[START OF Given information]
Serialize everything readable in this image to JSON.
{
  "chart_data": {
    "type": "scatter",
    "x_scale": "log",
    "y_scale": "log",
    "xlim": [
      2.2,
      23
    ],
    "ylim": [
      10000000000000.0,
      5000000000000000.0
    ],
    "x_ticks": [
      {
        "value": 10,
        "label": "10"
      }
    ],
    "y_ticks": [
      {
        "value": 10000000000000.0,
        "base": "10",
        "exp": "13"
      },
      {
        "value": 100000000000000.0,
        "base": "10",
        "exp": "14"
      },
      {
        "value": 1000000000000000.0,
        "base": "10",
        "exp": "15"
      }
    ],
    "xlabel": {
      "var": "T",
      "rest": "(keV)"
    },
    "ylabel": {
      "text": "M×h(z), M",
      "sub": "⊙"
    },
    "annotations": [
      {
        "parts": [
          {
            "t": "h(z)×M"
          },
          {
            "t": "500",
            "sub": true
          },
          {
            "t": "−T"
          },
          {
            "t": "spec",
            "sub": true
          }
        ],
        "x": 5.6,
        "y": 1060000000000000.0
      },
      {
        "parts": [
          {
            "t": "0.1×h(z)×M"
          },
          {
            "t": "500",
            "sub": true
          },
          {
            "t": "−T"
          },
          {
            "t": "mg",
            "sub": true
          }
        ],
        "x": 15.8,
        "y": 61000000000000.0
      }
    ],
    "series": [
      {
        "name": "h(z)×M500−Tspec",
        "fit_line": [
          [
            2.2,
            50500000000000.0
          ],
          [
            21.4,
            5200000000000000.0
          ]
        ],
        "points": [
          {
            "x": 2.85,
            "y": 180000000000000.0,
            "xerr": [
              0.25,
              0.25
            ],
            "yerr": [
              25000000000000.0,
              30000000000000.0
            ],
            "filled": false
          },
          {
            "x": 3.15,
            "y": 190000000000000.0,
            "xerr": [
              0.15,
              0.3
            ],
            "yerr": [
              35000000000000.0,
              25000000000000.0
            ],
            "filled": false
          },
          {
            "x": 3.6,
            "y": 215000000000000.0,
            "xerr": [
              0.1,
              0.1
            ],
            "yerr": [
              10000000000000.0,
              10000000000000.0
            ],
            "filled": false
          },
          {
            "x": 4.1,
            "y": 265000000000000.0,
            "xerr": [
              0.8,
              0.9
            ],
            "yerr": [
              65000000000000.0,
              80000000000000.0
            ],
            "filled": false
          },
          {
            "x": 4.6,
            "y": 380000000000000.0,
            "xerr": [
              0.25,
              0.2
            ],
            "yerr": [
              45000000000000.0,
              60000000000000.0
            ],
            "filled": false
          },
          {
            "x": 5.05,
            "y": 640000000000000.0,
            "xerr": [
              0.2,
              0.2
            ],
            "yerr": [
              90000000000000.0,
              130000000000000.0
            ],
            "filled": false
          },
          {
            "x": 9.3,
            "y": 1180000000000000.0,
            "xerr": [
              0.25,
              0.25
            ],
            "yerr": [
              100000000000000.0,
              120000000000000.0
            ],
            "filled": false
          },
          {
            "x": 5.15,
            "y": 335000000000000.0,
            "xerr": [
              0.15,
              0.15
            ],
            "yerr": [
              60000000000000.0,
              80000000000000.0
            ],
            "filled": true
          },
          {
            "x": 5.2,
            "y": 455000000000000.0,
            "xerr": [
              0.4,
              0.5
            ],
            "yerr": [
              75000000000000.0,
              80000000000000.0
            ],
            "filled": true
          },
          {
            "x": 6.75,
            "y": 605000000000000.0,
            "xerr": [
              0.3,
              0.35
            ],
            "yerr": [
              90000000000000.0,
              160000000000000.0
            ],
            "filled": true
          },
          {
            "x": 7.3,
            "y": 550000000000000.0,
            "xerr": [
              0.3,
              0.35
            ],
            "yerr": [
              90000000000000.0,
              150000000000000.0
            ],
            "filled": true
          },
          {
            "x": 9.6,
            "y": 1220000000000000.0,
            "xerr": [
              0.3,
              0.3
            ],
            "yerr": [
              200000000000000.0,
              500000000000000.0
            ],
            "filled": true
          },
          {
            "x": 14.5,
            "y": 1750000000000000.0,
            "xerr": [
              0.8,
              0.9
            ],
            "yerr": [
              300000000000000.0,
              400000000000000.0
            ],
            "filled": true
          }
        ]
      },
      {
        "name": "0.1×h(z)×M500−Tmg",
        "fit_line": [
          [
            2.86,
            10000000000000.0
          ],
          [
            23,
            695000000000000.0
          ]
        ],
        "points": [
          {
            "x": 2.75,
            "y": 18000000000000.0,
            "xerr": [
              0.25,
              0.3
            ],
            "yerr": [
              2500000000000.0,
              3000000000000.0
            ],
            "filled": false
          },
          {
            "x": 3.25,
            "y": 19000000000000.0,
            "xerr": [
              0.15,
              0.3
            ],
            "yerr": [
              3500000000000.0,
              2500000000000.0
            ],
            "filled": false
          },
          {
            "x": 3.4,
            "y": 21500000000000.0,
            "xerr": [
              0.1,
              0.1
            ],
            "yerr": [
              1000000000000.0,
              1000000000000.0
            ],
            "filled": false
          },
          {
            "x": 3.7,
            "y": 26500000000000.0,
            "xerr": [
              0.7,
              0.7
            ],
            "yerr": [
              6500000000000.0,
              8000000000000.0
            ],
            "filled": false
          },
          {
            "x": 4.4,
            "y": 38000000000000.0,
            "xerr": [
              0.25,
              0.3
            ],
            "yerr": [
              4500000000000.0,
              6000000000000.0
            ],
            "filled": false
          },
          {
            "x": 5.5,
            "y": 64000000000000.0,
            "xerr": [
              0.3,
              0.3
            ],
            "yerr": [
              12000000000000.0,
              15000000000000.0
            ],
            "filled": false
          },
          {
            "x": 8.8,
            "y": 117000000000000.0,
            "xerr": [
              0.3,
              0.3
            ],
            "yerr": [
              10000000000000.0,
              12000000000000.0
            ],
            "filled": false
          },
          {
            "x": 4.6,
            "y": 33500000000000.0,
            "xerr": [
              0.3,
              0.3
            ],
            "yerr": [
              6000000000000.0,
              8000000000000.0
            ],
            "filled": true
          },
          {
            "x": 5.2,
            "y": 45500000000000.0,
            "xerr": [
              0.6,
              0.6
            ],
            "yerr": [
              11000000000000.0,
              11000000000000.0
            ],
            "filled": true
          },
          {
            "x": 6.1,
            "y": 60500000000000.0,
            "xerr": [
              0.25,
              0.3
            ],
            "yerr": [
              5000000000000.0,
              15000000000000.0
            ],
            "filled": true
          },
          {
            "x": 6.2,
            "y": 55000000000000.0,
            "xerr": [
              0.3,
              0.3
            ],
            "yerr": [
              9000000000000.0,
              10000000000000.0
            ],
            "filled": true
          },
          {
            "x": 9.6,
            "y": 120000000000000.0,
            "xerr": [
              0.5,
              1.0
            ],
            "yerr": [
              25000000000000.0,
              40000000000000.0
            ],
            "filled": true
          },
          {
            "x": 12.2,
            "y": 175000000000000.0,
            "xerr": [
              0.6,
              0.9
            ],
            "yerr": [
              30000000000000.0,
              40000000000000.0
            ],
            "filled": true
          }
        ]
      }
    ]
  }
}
[END OF Given information]
- Aim of the task: Each entry above is to be set down again in exactly the same words.

- Worked answer:
Serialize everything readable in this image to JSON.
{
  "chart_data": {
    "type": "scatter",
    "x_scale": "log",
    "y_scale": "log",
    "xlim": [
      2.2,
      23
    ],
    "ylim": [
      10000000000000.0,
      5000000000000000.0
    ],
    "x_ticks": [
      {
        "value": 10,
        "label": "10"
      }
    ],
    "y_ticks": [
      {
        "value": 10000000000000.0,
        "base": "10",
        "exp": "13"
      },
      {
        "value": 100000000000000.0,
        "base": "10",
        "exp": "14"
      },
      {
        "value": 1000000000000000.0,
        "base": "10",
        "exp": "15"
      }
    ],
    "xlabel": {
      "var": "T",
      "rest": "(keV)"
    },
    "ylabel": {
      "text": "M×h(z), M",
      "sub": "⊙"
    },
    "annotations": [
      {
        "parts": [
          {
            "t": "h(z)×M"
          },
          {
            "t": "500",
            "sub": true
          },
          {
            "t": "−T"
          },
          {
            "t": "spec",
            "sub": true
          }
        ],
        "x": 5.6,
        "y": 1060000000000000.0
      },
      {
        "parts": [
          {
            "t": "0.1×h(z)×M"
          },
          {
            "t": "500",
            "sub": true
          },
          {
            "t": "−T"
          },
          {
            "t": "mg",
            "sub": true
          }
        ],
        "x": 15.8,
        "y": 61000000000000.0
      }
    ],
    "series": [
      {
        "name": "h(z)×M500−Tspec",
        "fit_line": [
          [
            2.2,
            50500000000000.0
          ],
          [
            21.4,
            5200000000000000.0
          ]
        ],
        "points": [
          {
            "x": 2.85,
            "y": 180000000000000.0,
            "xerr": [
              0.25,
              0.25
            ],
            "yerr": [
              25000000000000.0,
              30000000000000.0
            ],
            "filled": false
          },
          {
            "x": 3.15,
            "y": 190000000000000.0,
            "xerr": [
              0.15,
              0.3
            ],
            "yerr": [
              35000000000000.0,
              25000000000000.0
            ],
            "filled": false
          },
          {
            "x": 3.6,
            "y": 215000000000000.0,
            "xerr": [
              0.1,
              0.1
            ],
            "yerr": [
              10000000000000.0,
              10000000000000.0
            ],
            "filled": false
          },
          {
            "x": 4.1,
            "y": 265000000000000.0,
            "xerr": [
              0.8,
              0.9
            ],
            "yerr": [
              65000000000000.0,
              80000000000000.0
            ],
            "filled": false
          },
          {
            "x": 4.6,
            "y": 380000000000000.0,
            "xerr": [
              0.25,
              0.2
            ],
            "yerr": [
              45000000000000.0,
              60000000000000.0
            ],
            "filled": false
          },
          {
            "x": 5.05,
            "y": 640000000000000.0,
            "xerr": [
              0.2,
              0.2
            ],
            "yerr": [
              90000000000000.0,
              130000000000000.0
            ],
            "filled": false
          },
          {
            "x": 9.3,
            "y": 1180000000000000.0,
            "xerr": [
              0.25,
              0.25
            ],
            "yerr": [
              100000000000000.0,
              120000000000000.0
            ],
            "filled": false
          },
          {
            "x": 5.15,
            "y": 335000000000000.0,
            "xerr": [
              0.15,
              0.15
            ],
            "yerr": [
              60000000000000.0,
              80000000000000.0
            ],
            "filled": true
          },
          {
            "x": 5.2,
            "y": 455000000000000.0,
            "xerr": [
              0.4,
              0.5
            ],
            "yerr": [
              75000000000000.0,
              80000000000000.0
            ],
            "filled": true
          },
          {
            "x": 6.75,
            "y": 605000000000000.0,
            "xerr": [
              0.3,
              0.35
            ],
            "yerr": [
              90000000000000.0,
              160000000000000.0
            ],
            "filled": true
          },
          {
            "x": 7.3,
            "y": 550000000000000.0,
            "xerr": [
              0.3,
              0.35
            ],
            "yerr": [
              90000000000000.0,
              150000000000000.0
            ],
            "filled": true
          },
          {
            "x": 9.6,
            "y": 1220000000000000.0,
            "xerr": [
              0.3,
              0.3
            ],
            "yerr": [
              200000000000000.0,
              500000000000000.0
            ],
            "filled": true
          },
          {
            "x": 14.5,
            "y": 1750000000000000.0,
            "xerr": [
              0.8,
              0.9
            ],
            "yerr": [
              300000000000000.0,
              400000000000000.0
            ],
            "filled": true
          }
        ]
      },
      {
        "name": "0.1×h(z)×M500−Tmg",
        "fit_line": [
          [
            2.86,
            10000000000000.0
          ],
          [
            23,
            695000000000000.0
          ]
        ],
        "points": [
          {
            "x": 2.75,
            "y": 18000000000000.0,
            "xerr": [
              0.25,
              0.3
            ],
            "yerr": [
              2500000000000.0,
              3000000000000.0
            ],
            "filled": false
          },
          {
            "x": 3.25,
            "y": 19000000000000.0,
            "xerr": [
              0.15,
              0.3
            ],
            "yerr": [
              3500000000000.0,
              2500000000000.0
            ],
            "filled": false
          },
          {
            "x": 3.4,
            "y": 21500000000000.0,
            "xerr": [
              0.1,
              0.1
            ],
            "yerr": [
              1000000000000.0,
              1000000000000.0
            ],
            "filled": false
          },
          {
            "x": 3.7,
            "y": 26500000000000.0,
            "xerr": [
              0.7,
              0.7
            ],
            "yerr": [
              6500000000000.0,
              8000000000000.0
            ],
            "filled": false
          },
          {
            "x": 4.4,
            "y": 38000000000000.0,
            "xerr": [
              0.25,
              0.3
            ],
            "yerr": [
              4500000000000.0,
              6000000000000.0
            ],
            "filled": false
          },
          {
            "x": 5.5,
            "y": 64000000000000.0,
            "xerr": [
              0.3,
              0.3
            ],
            "yerr": [
              12000000000000.0,
              15000000000000.0
            ],
            "filled": false
          },
          {
            "x": 8.8,
            "y": 117000000000000.0,
            "xerr": [
              0.3,
              0.3
            ],
            "yerr": [
              10000000000000.0,
              12000000000000.0
            ],
            "filled": false
          },
          {
            "x": 4.6,
            "y": 33500000000000.0,
            "xerr": [
              0.3,
              0.3
            ],
            "yerr": [
              6000000000000.0,
              8000000000000.0
            ],
            "filled": true
          },
          {
            "x": 5.2,
            "y": 45500000000000.0,
            "xerr": [
              0.6,
              0.6
            ],
            "yerr": [
              11000000000000.0,
              11000000000000.0
            ],
            "filled": true
          },
          {
            "x": 6.1,
            "y": 60500000000000.0,
            "xerr": [
              0.25,
              0.3
            ],
            "yerr": [
              5000000000000.0,
              15000000000000.0
            ],
            "filled": true
          },
          {
            "x": 6.2,
            "y": 55000000000000.0,
            "xerr": [
              0.3,
              0.3
            ],
            "yerr": [
              9000000000000.0,
              10000000000000.0
            ],
            "filled": true
          },
          {
            "x": 9.6,
            "y": 120000000000000.0,
            "xerr": [
              0.5,
              1.0
            ],
            "yerr": [
              25000000000000.0,
              40000000000000.0
            ],
            "filled": true
          },
          {
            "x": 12.2,
            "y": 175000000000000.0,
            "xerr": [
              0.6,
              0.9
            ],
            "yerr": [
              30000000000000.0,
              40000000000000.0
            ],
            "filled": true
          }
        ]
      }
    ]
  }
}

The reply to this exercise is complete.